Trecho apresentado:
*-*-*
Retirada do lixo radioativo das áreas contaminadas
Imagem capturada na Internet
Fonte: Poder Goiás 

O estabelecimento do ferro-velho, assim como dezenas de casas dos arredores tiveram de ser demolidos, enquanto muitos componentes domésticos, veículos e outros objetos contaminados foram descartados como lixo radioativo.

A dimensão dos efeitos do desastre radioativo em Goiânia não atingiu apenas os seres humanos, acometendo também animais domésticos, áreas urbanas, o solo, subsolo, construções, ruas, árvores, além da atmosfera.  

A radiação, oficialmente, atingiu uma área de 2.000 m2 não contínuos, infiltrando-se no solo até a profundidade de 50 cm, em alguns pontos, provocando a necessidade da derrubada de árvores e plantas, num raio de 100 m das zonas afetadas. Segundo informações de técnicos  da  Comissão  Nacional  de  Energia  Nuclear  (CNEN)  que  participaram  do processo  de  descontaminação  de  Goiânia,  foram  demolidas  sete  casas  e  gerados 6.500 m3 de rejeitos radioativos, que foram transferidos para um depósito provisório na  cidade  de  Abadia  de  Goiás  onde,  posteriormente,  foi  construído  um  depósito definitivo. De acordo com informações oficiais, quando o fato se tornou público dezesseis dias mais tarde, 249 pessoas já estavam contaminadas ou irradiadas, entre as quais quatro faleceram em menos de um mês contado a partir da divulgação do acidente” (CHAVES,2007:02).

Esse triste acontecimento, ocorrido com a população goiana, acabou sendo relembrado, após a divulgação recente do roubo do densímetro no Equador. Afinal, tal aparelho contém, internamente, duas fontes de material radiativo e, entre eles, o Césio-137.

Se para o profissional que lida, constantemente, com equipamentos radioativos é perigoso, inclusive, até para os seus familiares, a manipulação de materiais deste tipo, por uma pessoa leiga, sem as devidas medidas protetivas, como Equipamentos de Proteção Individual (EPIs) e Equipamentos de proteção coletiva (EPCs) é fadada à contaminação.


Daí o governo equatoriano ter dado o alerta quanto ao referido roubo devido à alta perigosidade em manusear tal equipamento e, também, na tentativa de passar à frente, vendendo a terceiros, leigos, também.
*-*-*
Material de apoio:
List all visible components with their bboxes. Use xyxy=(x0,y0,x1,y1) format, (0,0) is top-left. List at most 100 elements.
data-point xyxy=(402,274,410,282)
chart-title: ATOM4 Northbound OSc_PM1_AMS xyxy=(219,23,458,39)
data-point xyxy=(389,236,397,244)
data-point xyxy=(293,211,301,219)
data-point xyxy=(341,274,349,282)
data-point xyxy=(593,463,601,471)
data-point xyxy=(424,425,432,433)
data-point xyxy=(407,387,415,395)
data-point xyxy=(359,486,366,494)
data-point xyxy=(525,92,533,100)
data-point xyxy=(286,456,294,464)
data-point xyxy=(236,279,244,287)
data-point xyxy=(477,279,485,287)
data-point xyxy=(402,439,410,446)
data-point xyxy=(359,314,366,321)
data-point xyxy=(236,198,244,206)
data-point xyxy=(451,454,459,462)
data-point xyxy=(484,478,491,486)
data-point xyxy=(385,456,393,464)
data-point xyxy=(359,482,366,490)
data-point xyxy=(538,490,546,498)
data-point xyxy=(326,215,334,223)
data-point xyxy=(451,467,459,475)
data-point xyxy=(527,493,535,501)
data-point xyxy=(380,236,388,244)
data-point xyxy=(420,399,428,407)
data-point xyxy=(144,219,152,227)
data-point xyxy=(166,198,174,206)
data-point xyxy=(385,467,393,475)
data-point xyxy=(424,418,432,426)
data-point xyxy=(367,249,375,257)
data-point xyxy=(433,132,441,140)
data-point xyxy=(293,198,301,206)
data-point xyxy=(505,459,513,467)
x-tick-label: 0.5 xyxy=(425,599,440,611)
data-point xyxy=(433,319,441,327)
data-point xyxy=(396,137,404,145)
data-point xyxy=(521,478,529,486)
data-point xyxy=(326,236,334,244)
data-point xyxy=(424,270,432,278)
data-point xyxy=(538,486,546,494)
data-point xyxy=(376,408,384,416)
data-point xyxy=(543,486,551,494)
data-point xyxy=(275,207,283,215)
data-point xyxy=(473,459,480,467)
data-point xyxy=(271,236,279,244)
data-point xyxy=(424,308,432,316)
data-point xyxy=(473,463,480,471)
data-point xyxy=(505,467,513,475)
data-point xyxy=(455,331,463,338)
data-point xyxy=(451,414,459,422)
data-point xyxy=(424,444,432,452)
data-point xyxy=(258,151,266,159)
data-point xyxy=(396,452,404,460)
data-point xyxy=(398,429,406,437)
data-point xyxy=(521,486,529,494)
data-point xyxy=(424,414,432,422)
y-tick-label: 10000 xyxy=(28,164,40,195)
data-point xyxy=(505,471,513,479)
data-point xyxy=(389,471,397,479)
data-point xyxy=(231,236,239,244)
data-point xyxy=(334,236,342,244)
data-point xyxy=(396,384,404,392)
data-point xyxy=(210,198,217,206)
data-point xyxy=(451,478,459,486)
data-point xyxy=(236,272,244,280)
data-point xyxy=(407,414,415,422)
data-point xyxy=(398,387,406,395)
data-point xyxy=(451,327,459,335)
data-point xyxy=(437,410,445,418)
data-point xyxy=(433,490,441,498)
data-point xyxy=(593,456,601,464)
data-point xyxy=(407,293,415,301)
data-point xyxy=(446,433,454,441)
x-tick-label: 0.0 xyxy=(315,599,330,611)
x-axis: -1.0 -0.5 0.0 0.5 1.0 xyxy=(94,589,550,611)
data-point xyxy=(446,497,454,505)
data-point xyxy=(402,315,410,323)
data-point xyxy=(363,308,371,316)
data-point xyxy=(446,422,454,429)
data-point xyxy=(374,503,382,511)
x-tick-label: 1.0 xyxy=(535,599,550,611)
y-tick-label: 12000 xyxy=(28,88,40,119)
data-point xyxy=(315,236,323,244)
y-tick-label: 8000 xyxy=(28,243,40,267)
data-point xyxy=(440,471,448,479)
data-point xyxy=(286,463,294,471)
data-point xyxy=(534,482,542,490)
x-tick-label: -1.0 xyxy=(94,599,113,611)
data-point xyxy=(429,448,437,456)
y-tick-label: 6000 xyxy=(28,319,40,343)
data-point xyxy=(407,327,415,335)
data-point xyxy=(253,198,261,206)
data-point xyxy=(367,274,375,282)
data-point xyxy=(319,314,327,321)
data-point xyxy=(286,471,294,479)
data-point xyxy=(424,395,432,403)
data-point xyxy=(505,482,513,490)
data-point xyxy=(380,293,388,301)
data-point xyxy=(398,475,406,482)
*-*-*
Atividades propostas:
1. De acordo com o trecho sobre o acidente radioativo de Goiânia, o que fez esse acontecimento voltar a ser lembrado, e por que essa notícia o trouxe de volta à memória?
2. Transcreva fielmente, do trecho sobre o acidente radioativo de Goiânia, a passagem de "O estabelecimento do" até "como lixo radioativo.".

Resolução das atividades:
1. O acidente foi relembrado após a divulgação recente do roubo de um densímetro no Equador. Esse aparelho contém internamente duas fontes de material radioativo, entre elas o Césio-137.

2.
O estabelecimento do ferro-velho, assim como dezenas de casas dos arredores tiveram de ser demolidos, enquanto muitos componentes domésticos, veículos e outros objetos contaminados foram descartados como lixo radioativo.